## WHAT THE TASK REQUIRES:
Where a line in the listing below contains the word "搜索什么呢", copy that line.

## Stored items:
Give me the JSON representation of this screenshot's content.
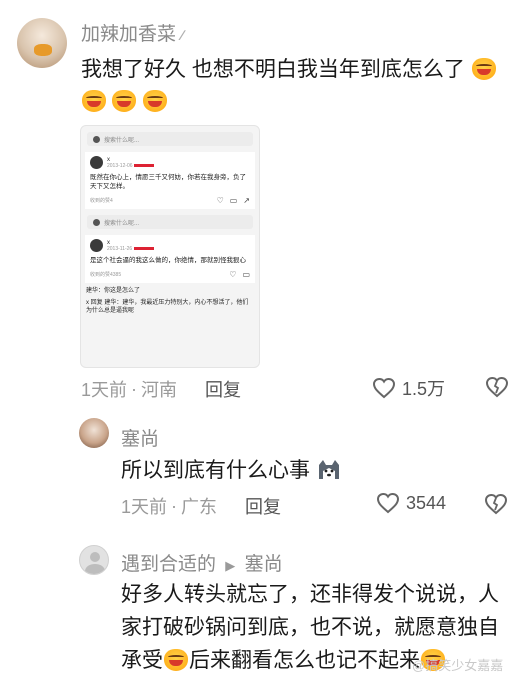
{
  "comment1": {
    "username": "加辣加香菜",
    "text": "我想了好久 也想不明白我当年到底怎么了",
    "time": "1天前",
    "location": "河南",
    "reply_label": "回复",
    "like_count": "1.5万",
    "embedded": {
      "search_placeholder": "搜索什么呢...",
      "post1": {
        "user": "x",
        "date": "2013-12-06",
        "text": "既然在你心上，情愿三千又何妨，你若在我身旁，负了天下又怎样。",
        "source": "收到的赞4"
      },
      "search_placeholder2": "搜索什么呢...",
      "post2": {
        "user": "x",
        "date": "2013-11-26",
        "text": "是这个社会逼的我这么做的，你绝情，那就别怪我狠心",
        "source": "收到的赞4385"
      },
      "bottom_text1": "建华：你这是怎么了",
      "bottom_text2": "x 回复 建华：建华，我最近压力特别大，内心不想活了，他们为什么总是逼我呢"
    }
  },
  "comment2": {
    "username": "塞尚",
    "text": "所以到底有什么心事",
    "time": "1天前",
    "location": "广东",
    "reply_label": "回复",
    "like_count": "3544"
  },
  "comment3": {
    "username": "遇到合适的",
    "reply_arrow": "▶",
    "reply_to": "塞尚",
    "text_line1": "好多人转头就忘了，还非得发个说说，人",
    "text_line2": "家打破砂锅问到底，也不说，就愿意独自",
    "text_line3a": "承受",
    "text_line3b": "后来翻看怎么也记不起来"
  },
  "watermark": "@搞笑少女嘉嘉",
  "separator": "·"
}
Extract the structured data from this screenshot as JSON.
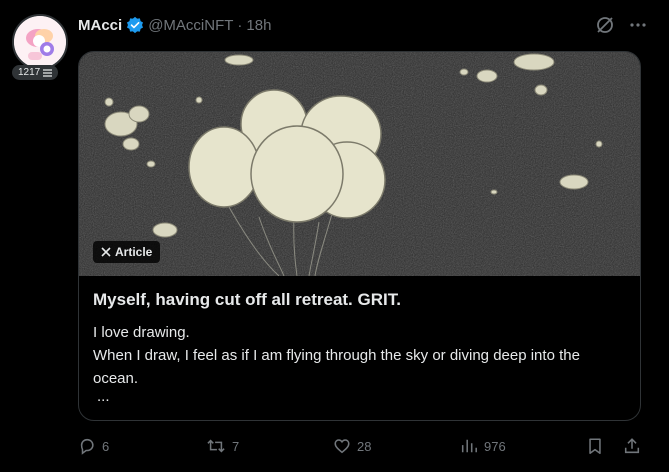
{
  "author": {
    "name": "MAcci",
    "handle": "@MAcciNFT",
    "separator": "·",
    "time": "18h",
    "verified_color": "#1d9bf0",
    "badge_count": "1217"
  },
  "header_icons": [
    "grok-icon",
    "more-icon"
  ],
  "article": {
    "chip_label": "Article",
    "title": "Myself, having cut off all retreat. GRIT.",
    "body_lines": [
      "I love drawing.",
      "When I draw, I feel as if I am flying through the sky or diving deep into the ocean."
    ],
    "ellipsis": "..."
  },
  "actions": {
    "replies": "6",
    "reposts": "7",
    "likes": "28",
    "views": "976"
  },
  "colors": {
    "background": "#000000",
    "text": "#e7e9ea",
    "muted": "#71767b",
    "border": "#2f3336",
    "balloon": "#e8e6cf"
  }
}
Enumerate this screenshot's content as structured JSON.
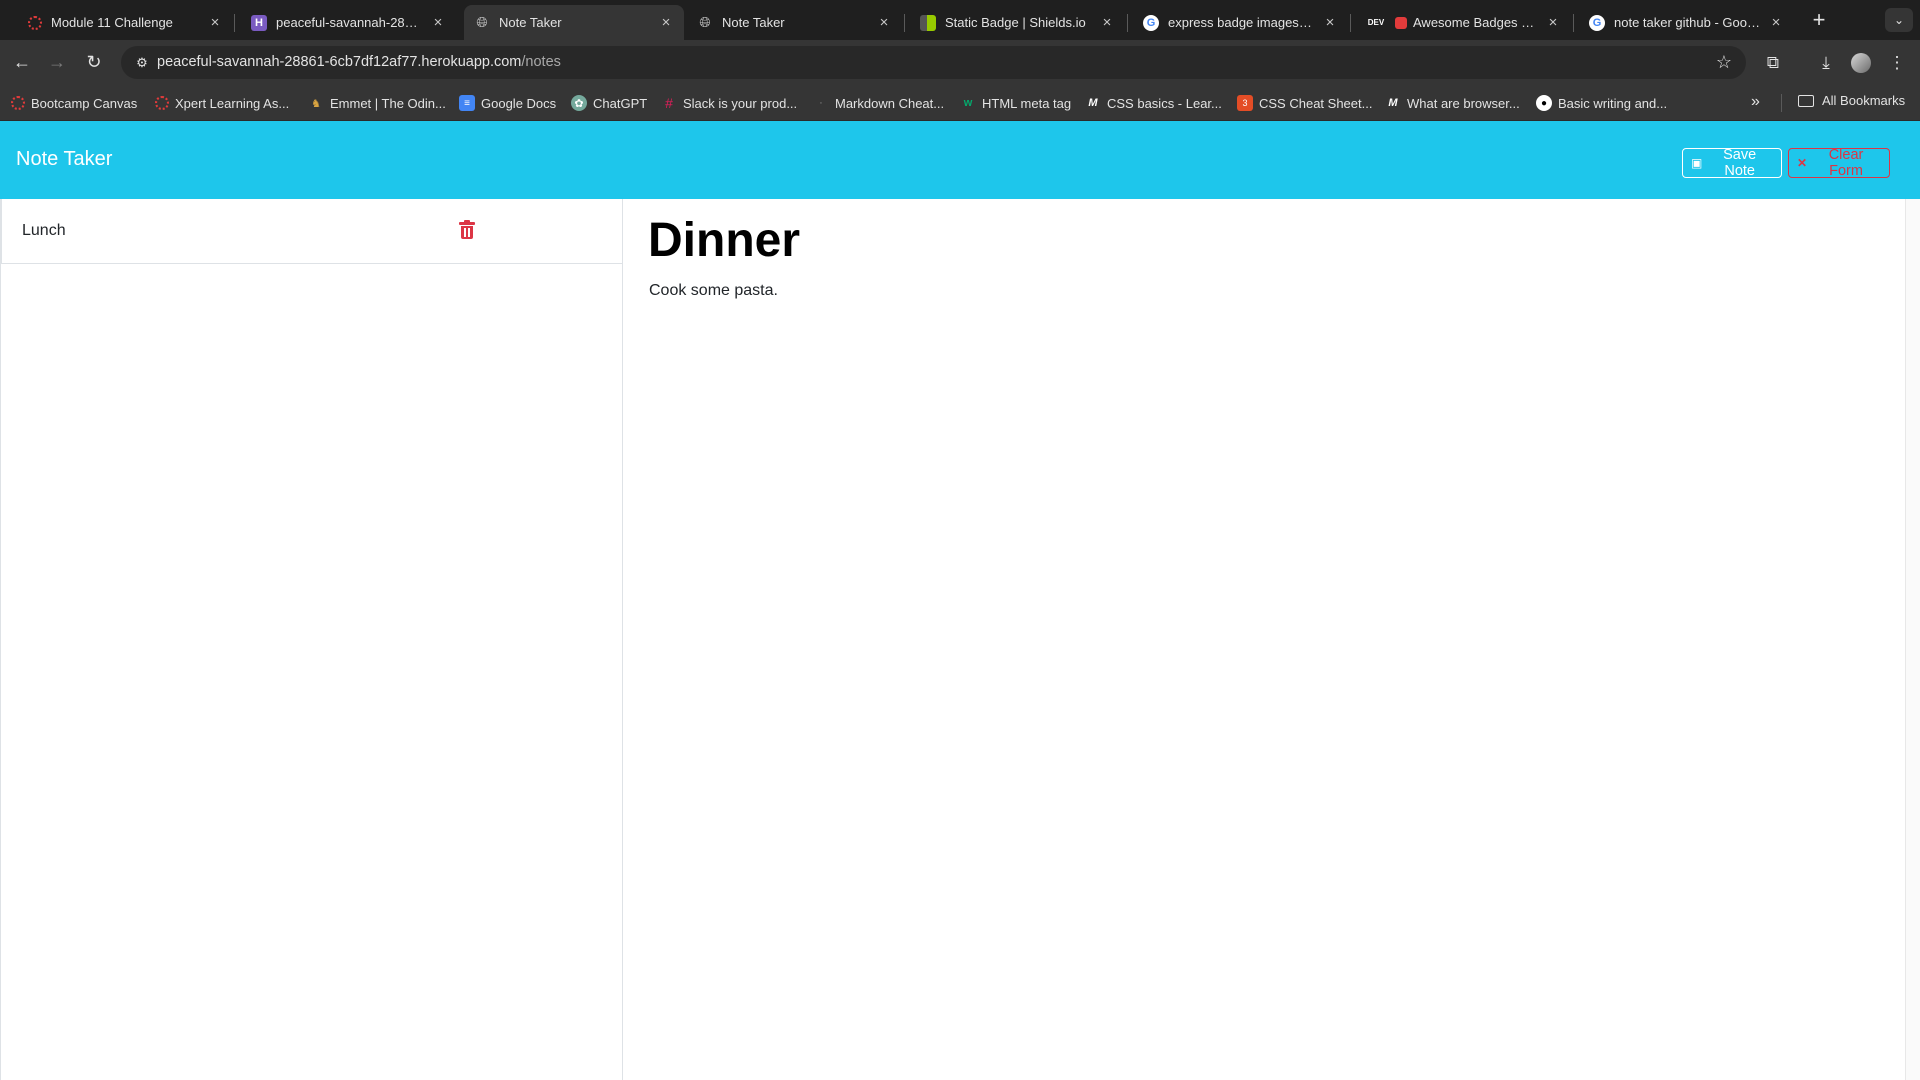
{
  "browser": {
    "tabs": [
      {
        "title": "Module 11 Challenge",
        "icon": "canvas-icon",
        "active": false
      },
      {
        "title": "peaceful-savannah-28861",
        "icon": "heroku-icon",
        "active": false
      },
      {
        "title": "Note Taker",
        "icon": "globe-icon",
        "active": true
      },
      {
        "title": "Note Taker",
        "icon": "globe-icon",
        "active": false
      },
      {
        "title": "Static Badge | Shields.io",
        "icon": "shields-icon",
        "active": false
      },
      {
        "title": "express badge imageshields",
        "icon": "google-icon",
        "active": false
      },
      {
        "title": "Awesome Badges - DEV",
        "icon": "dev-icon",
        "active": false
      },
      {
        "title": "note taker github - Google",
        "icon": "google-icon",
        "active": false
      }
    ],
    "address": {
      "host": "peaceful-savannah-28861-6cb7df12af77.herokuapp.com",
      "path": "/notes"
    },
    "bookmarks": [
      {
        "label": "Bootcamp Canvas",
        "icon": "canvas-icon"
      },
      {
        "label": "Xpert Learning As...",
        "icon": "canvas-icon"
      },
      {
        "label": "Emmet | The Odin...",
        "icon": "odin-icon"
      },
      {
        "label": "Google Docs",
        "icon": "docs-icon"
      },
      {
        "label": "ChatGPT",
        "icon": "chatgpt-icon"
      },
      {
        "label": "Slack is your prod...",
        "icon": "slack-icon"
      },
      {
        "label": "Markdown Cheat...",
        "icon": "markdown-icon"
      },
      {
        "label": "HTML meta tag",
        "icon": "w3-icon"
      },
      {
        "label": "CSS basics - Lear...",
        "icon": "mdn-icon"
      },
      {
        "label": "CSS Cheat Sheet...",
        "icon": "css-icon"
      },
      {
        "label": "What are browser...",
        "icon": "mdn-icon"
      },
      {
        "label": "Basic writing and...",
        "icon": "github-icon"
      }
    ],
    "all_bookmarks_label": "All Bookmarks"
  },
  "app": {
    "brand": "Note Taker",
    "save_label": "Save Note",
    "clear_label": "Clear Form",
    "notes": [
      {
        "title": "Lunch"
      }
    ],
    "active_note": {
      "title": "Dinner",
      "text": "Cook some pasta."
    }
  },
  "colors": {
    "navbar": "#1ec6eb",
    "danger": "#dc3545"
  }
}
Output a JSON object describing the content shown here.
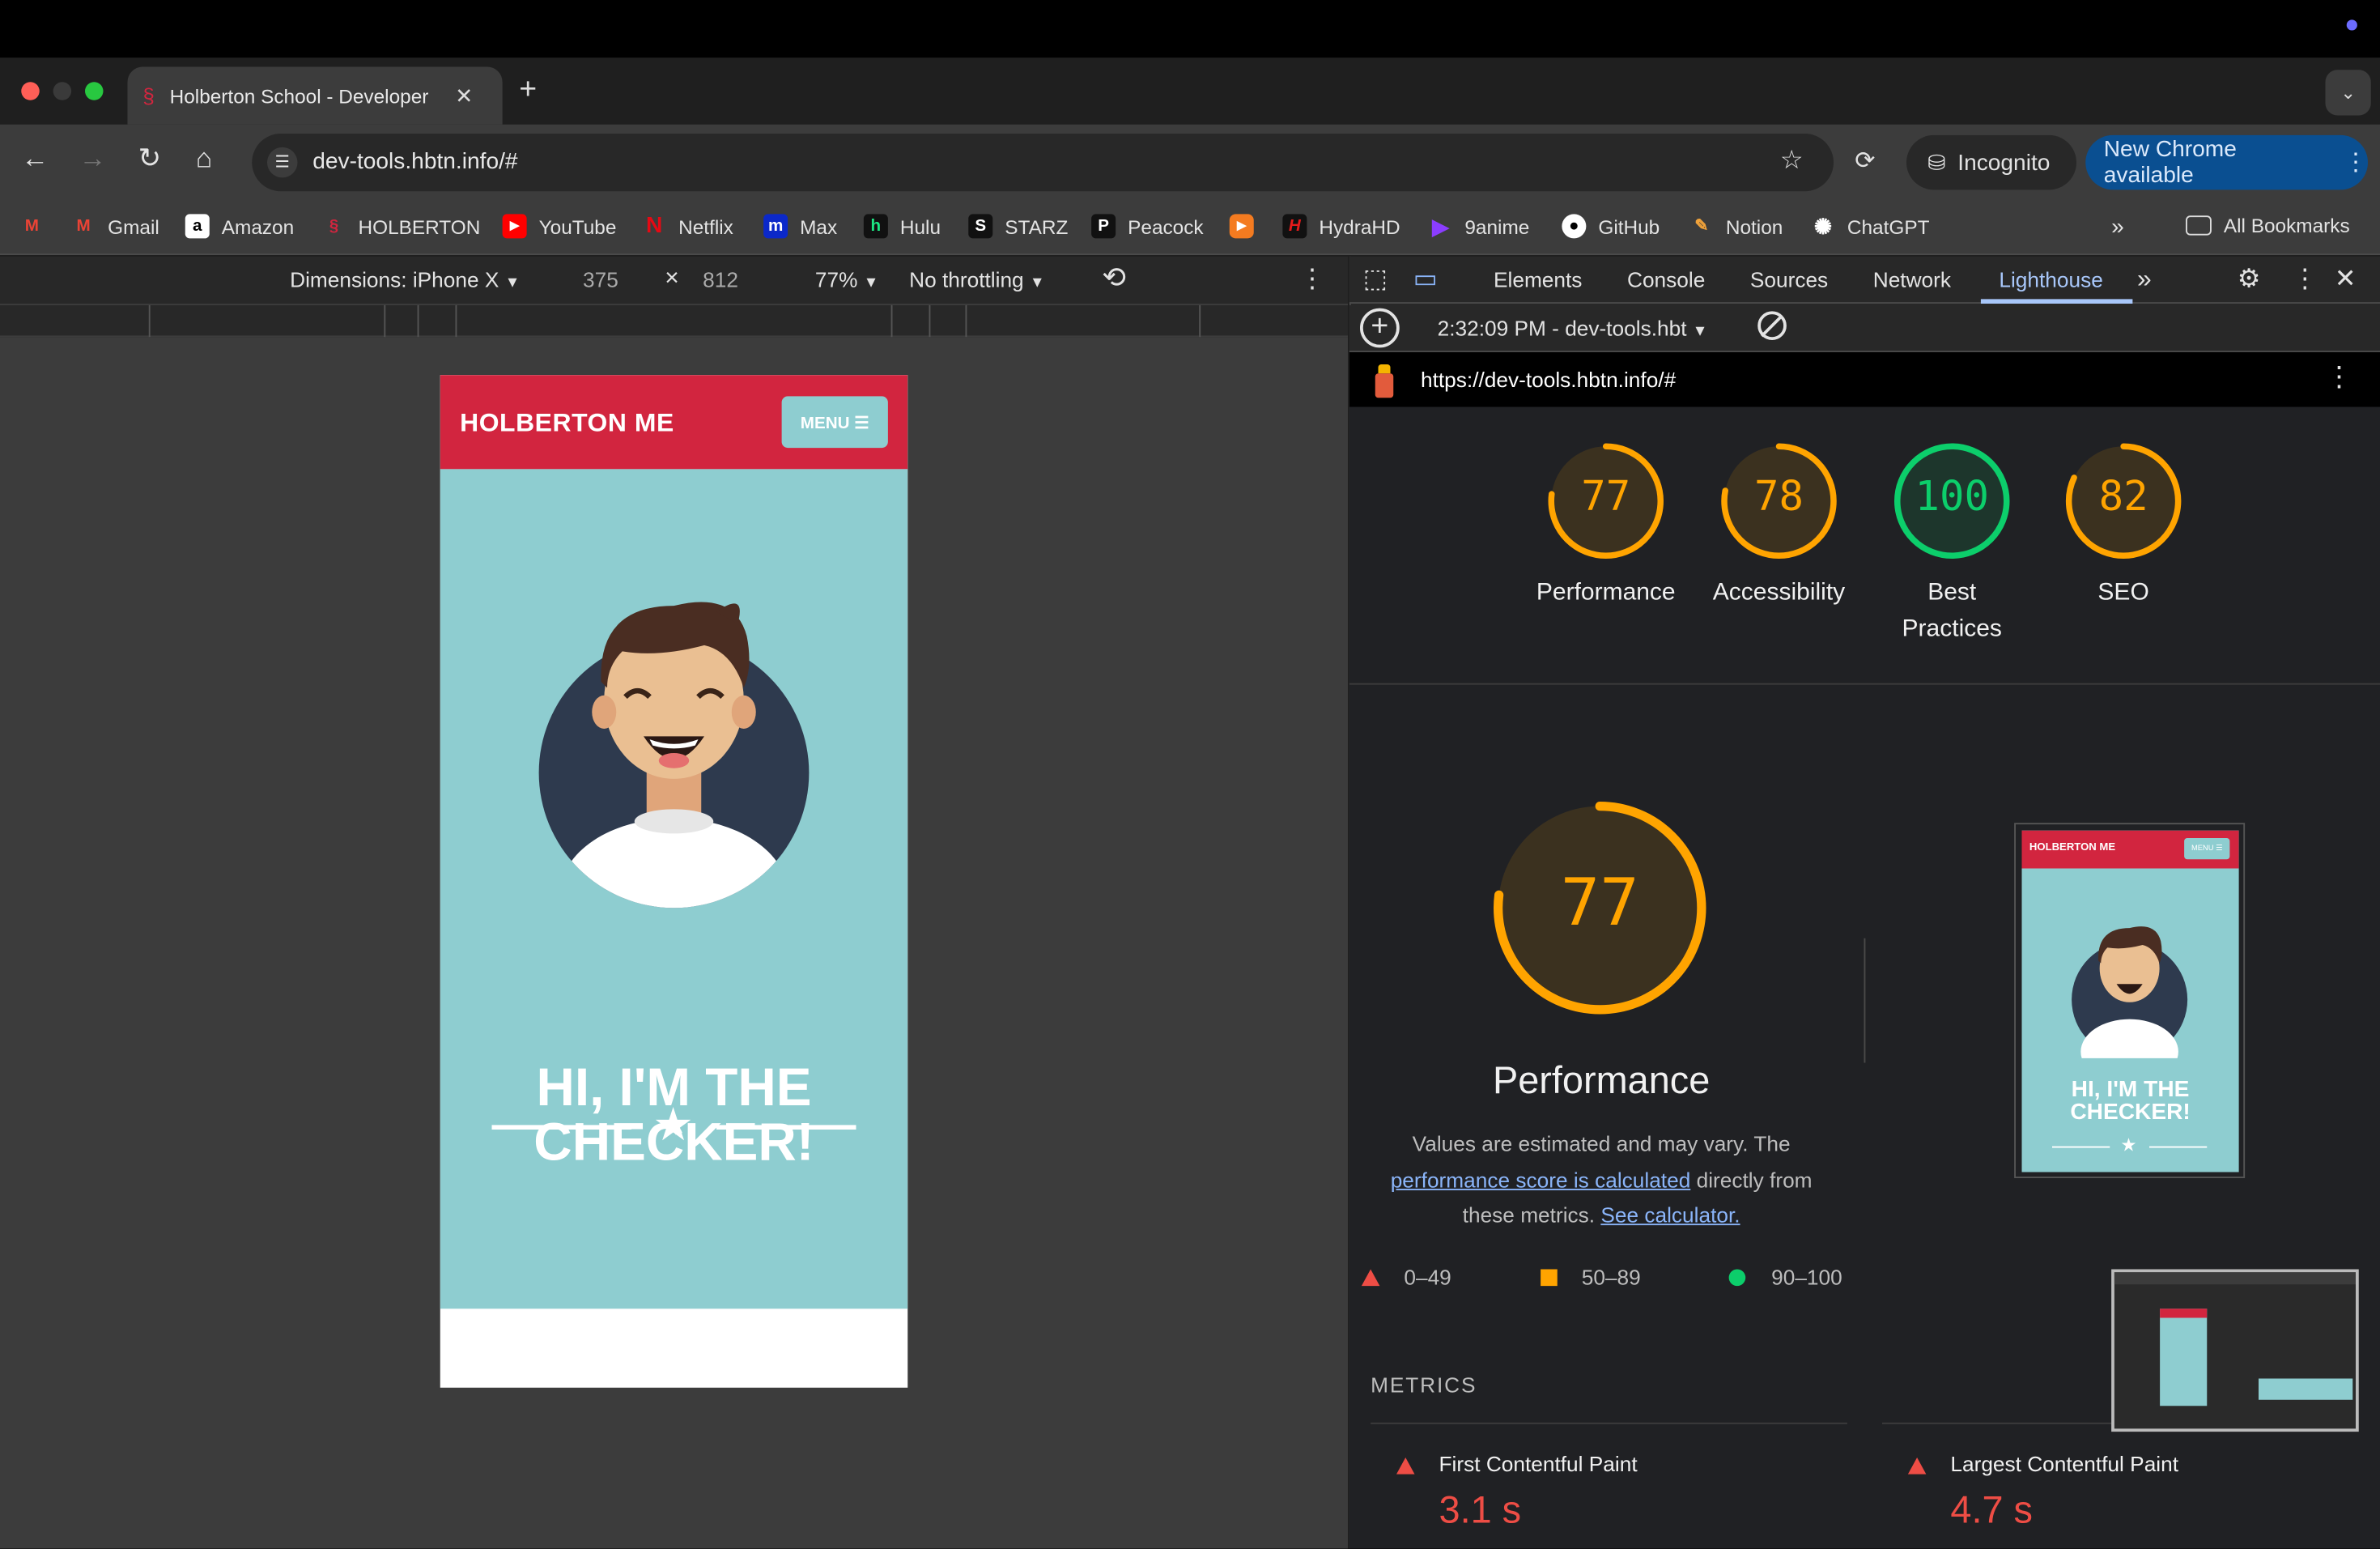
{
  "browser": {
    "tab_title": "Holberton School - Developer",
    "url": "dev-tools.hbtn.info/#",
    "incognito_label": "Incognito",
    "update_label": "New Chrome available",
    "bookmarks": [
      {
        "label": "",
        "icon": "gmail-icon"
      },
      {
        "label": "Gmail",
        "icon": "gmail-icon"
      },
      {
        "label": "Amazon",
        "icon": "amazon-icon"
      },
      {
        "label": "HOLBERTON",
        "icon": "holberton-icon"
      },
      {
        "label": "YouTube",
        "icon": "youtube-icon"
      },
      {
        "label": "Netflix",
        "icon": "netflix-icon"
      },
      {
        "label": "Max",
        "icon": "max-icon"
      },
      {
        "label": "Hulu",
        "icon": "hulu-icon"
      },
      {
        "label": "STARZ",
        "icon": "starz-icon"
      },
      {
        "label": "Peacock",
        "icon": "peacock-icon"
      },
      {
        "label": "",
        "icon": "play-icon"
      },
      {
        "label": "HydraHD",
        "icon": "hydra-icon"
      },
      {
        "label": "9anime",
        "icon": "anime-icon"
      },
      {
        "label": "GitHub",
        "icon": "github-icon"
      },
      {
        "label": "Notion",
        "icon": "notion-icon"
      },
      {
        "label": "ChatGPT",
        "icon": "chatgpt-icon"
      }
    ],
    "all_bookmarks": "All Bookmarks"
  },
  "device_toolbar": {
    "dimensions": "Dimensions: iPhone X",
    "width": "375",
    "times": "×",
    "height": "812",
    "zoom": "77%",
    "throttling": "No throttling"
  },
  "page": {
    "logo": "HOLBERTON ME",
    "menu": "MENU ☰",
    "headline_1": "HI, I'M THE",
    "headline_2": "CHECKER!"
  },
  "devtools": {
    "tabs": [
      "Elements",
      "Console",
      "Sources",
      "Network",
      "Lighthouse"
    ],
    "active_tab": "Lighthouse",
    "report_select": "2:32:09 PM - dev-tools.hbt",
    "report_url": "https://dev-tools.hbtn.info/#"
  },
  "lighthouse": {
    "scores": [
      {
        "value": "77",
        "label": "Performance",
        "fraction": 0.77,
        "color": "#ffa400"
      },
      {
        "value": "78",
        "label": "Accessibility",
        "fraction": 0.78,
        "color": "#ffa400"
      },
      {
        "value": "100",
        "label": "Best Practices",
        "fraction": 1.0,
        "color": "#0cce6b"
      },
      {
        "value": "82",
        "label": "SEO",
        "fraction": 0.82,
        "color": "#ffa400"
      }
    ],
    "perf_big_value": "77",
    "perf_big_label": "Performance",
    "desc_1": "Values are estimated and may vary. The ",
    "desc_link1": "performance score is calculated",
    "desc_2": " directly from these metrics. ",
    "desc_link2": "See calculator.",
    "legend": [
      "0–49",
      "50–89",
      "90–100"
    ],
    "metrics_heading": "METRICS",
    "metrics": [
      {
        "name": "First Contentful Paint",
        "value": "3.1 s"
      },
      {
        "name": "Largest Contentful Paint",
        "value": "4.7 s"
      }
    ],
    "thumb_logo": "HOLBERTON ME",
    "thumb_menu": "MENU ☰",
    "thumb_headline_1": "HI, I'M THE",
    "thumb_headline_2": "CHECKER!"
  },
  "colors": {
    "accent_red": "#d2253f",
    "page_teal": "#8ecdd0",
    "chrome_blue": "#0a4f91"
  }
}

## SOLUTION TO THIS EXERCISE:
      "search_placeholder": "搜索什么呢...",
      "search_placeholder2": "搜索什么呢...",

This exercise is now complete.